Locate each line containing the string "AlphaZawgyi" and copy it out.

Records shown |
— BEGIN —
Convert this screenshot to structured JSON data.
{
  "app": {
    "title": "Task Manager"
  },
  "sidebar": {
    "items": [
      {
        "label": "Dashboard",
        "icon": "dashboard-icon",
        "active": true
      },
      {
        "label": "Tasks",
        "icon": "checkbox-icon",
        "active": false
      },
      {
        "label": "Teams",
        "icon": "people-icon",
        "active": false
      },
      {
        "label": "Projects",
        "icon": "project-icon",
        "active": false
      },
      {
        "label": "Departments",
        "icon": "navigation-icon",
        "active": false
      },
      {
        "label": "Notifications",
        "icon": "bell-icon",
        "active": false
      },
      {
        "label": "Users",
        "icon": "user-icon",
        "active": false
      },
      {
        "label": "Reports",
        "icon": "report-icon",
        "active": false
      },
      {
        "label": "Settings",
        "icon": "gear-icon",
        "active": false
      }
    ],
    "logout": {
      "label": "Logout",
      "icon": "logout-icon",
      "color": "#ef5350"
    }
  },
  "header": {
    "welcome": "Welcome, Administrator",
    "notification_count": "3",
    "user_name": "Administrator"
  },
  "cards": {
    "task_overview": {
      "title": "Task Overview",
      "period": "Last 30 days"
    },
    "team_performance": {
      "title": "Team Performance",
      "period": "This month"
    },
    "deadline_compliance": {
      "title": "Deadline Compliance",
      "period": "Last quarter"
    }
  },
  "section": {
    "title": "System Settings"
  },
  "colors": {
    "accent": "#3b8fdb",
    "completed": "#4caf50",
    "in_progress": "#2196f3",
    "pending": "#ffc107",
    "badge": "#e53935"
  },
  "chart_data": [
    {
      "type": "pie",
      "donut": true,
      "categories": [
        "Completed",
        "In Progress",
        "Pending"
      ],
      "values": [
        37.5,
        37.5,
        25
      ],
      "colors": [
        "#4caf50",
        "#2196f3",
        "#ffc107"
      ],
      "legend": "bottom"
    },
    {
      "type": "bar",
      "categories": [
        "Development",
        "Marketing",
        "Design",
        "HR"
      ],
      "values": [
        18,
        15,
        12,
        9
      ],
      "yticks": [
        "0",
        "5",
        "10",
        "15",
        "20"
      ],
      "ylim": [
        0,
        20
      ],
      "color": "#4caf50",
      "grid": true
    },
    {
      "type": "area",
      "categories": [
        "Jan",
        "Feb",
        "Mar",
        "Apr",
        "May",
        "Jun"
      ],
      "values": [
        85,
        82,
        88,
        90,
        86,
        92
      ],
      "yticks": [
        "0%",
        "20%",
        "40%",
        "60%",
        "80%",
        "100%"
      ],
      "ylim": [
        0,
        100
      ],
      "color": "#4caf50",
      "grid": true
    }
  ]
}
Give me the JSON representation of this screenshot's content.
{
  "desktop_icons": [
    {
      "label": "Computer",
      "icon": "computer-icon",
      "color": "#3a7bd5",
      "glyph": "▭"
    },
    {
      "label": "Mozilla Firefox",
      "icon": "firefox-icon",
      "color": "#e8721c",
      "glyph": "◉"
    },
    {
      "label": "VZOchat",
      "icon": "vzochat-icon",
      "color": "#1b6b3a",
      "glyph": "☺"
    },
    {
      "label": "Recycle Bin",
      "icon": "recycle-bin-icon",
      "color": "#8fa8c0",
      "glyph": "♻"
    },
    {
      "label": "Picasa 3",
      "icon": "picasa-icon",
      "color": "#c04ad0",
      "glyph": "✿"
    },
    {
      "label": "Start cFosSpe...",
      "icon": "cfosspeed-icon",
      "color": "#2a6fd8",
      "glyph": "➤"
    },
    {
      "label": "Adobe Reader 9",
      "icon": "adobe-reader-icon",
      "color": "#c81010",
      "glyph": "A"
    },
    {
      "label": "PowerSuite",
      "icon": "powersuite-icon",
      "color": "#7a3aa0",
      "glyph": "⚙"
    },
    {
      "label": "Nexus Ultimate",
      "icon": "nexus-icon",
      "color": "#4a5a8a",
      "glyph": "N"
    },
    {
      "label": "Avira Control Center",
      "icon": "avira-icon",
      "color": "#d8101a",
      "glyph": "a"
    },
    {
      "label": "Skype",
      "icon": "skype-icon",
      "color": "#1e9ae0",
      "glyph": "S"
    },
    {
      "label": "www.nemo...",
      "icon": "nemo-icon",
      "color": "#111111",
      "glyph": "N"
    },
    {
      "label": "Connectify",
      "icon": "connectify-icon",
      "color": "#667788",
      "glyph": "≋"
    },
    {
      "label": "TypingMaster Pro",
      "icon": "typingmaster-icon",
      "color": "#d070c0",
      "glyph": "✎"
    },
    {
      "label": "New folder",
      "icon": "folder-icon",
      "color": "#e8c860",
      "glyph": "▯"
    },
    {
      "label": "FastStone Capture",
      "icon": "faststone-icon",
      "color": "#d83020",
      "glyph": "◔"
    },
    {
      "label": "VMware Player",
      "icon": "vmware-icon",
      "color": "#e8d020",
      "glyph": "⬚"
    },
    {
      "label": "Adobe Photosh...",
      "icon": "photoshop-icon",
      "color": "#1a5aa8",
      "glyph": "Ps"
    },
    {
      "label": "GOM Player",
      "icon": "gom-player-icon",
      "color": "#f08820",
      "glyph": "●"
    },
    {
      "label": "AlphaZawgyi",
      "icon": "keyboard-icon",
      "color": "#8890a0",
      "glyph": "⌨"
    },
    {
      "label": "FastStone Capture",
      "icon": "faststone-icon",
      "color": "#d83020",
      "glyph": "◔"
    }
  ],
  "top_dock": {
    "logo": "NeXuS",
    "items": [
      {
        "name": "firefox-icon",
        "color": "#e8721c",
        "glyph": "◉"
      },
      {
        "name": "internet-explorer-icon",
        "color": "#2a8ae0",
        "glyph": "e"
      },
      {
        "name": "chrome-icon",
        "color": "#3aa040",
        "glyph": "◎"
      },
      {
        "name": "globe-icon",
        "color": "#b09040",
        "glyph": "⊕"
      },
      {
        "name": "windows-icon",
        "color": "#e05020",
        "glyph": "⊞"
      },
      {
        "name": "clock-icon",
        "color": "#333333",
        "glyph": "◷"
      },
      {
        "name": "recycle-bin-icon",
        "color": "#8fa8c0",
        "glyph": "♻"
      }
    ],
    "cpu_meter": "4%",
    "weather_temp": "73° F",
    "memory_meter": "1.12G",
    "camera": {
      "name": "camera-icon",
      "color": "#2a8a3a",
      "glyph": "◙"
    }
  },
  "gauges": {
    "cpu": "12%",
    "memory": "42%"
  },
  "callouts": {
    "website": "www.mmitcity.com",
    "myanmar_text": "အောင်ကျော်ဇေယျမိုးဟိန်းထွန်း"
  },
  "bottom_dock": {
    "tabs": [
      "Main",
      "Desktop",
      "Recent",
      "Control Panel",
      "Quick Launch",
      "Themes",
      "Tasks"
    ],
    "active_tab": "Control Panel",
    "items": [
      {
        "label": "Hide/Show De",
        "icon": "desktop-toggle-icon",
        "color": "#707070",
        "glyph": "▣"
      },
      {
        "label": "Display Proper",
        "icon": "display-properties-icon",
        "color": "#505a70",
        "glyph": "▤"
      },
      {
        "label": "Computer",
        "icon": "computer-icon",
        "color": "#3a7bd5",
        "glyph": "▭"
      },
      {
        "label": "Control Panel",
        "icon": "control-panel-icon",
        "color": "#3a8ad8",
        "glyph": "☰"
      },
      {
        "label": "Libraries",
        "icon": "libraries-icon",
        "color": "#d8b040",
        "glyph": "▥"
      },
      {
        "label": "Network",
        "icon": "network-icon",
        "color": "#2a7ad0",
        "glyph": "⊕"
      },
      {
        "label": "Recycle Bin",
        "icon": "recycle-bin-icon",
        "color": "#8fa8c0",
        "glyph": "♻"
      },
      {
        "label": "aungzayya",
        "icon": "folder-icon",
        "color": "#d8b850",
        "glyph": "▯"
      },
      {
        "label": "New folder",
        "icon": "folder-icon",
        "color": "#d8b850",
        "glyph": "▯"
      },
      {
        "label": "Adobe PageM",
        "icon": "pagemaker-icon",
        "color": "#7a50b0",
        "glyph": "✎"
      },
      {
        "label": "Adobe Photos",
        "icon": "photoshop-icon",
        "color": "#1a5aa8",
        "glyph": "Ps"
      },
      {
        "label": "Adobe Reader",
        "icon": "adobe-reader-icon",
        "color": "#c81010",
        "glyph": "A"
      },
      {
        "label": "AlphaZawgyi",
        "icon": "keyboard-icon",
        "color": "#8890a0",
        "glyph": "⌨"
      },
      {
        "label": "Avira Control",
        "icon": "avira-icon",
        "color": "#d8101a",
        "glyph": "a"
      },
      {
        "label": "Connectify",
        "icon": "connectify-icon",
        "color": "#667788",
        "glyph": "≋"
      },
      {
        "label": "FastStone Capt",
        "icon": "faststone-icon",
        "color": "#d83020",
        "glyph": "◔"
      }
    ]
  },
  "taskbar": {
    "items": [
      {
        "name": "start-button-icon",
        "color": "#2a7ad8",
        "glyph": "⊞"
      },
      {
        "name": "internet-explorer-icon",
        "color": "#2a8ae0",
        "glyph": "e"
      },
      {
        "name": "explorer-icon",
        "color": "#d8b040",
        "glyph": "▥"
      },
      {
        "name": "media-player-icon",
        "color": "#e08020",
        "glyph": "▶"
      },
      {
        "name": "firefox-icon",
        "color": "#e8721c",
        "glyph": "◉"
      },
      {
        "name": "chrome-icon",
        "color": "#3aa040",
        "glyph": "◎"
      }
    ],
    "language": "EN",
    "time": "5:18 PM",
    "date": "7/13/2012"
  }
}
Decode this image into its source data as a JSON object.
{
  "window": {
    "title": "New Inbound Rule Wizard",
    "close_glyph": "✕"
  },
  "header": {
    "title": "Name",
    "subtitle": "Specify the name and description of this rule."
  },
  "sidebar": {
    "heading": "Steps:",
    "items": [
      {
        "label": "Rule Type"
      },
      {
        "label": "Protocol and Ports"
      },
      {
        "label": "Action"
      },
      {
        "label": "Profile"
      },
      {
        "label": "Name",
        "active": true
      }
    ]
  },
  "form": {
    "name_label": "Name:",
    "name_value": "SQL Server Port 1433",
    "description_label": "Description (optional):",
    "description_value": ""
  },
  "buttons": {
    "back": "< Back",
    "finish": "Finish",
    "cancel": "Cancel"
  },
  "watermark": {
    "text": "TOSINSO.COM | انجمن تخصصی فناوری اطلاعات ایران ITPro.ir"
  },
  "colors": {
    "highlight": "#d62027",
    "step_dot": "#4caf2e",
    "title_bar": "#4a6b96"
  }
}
— END —
Task output |
      "label": "AlphaZawgyi",
        "label": "AlphaZawgyi",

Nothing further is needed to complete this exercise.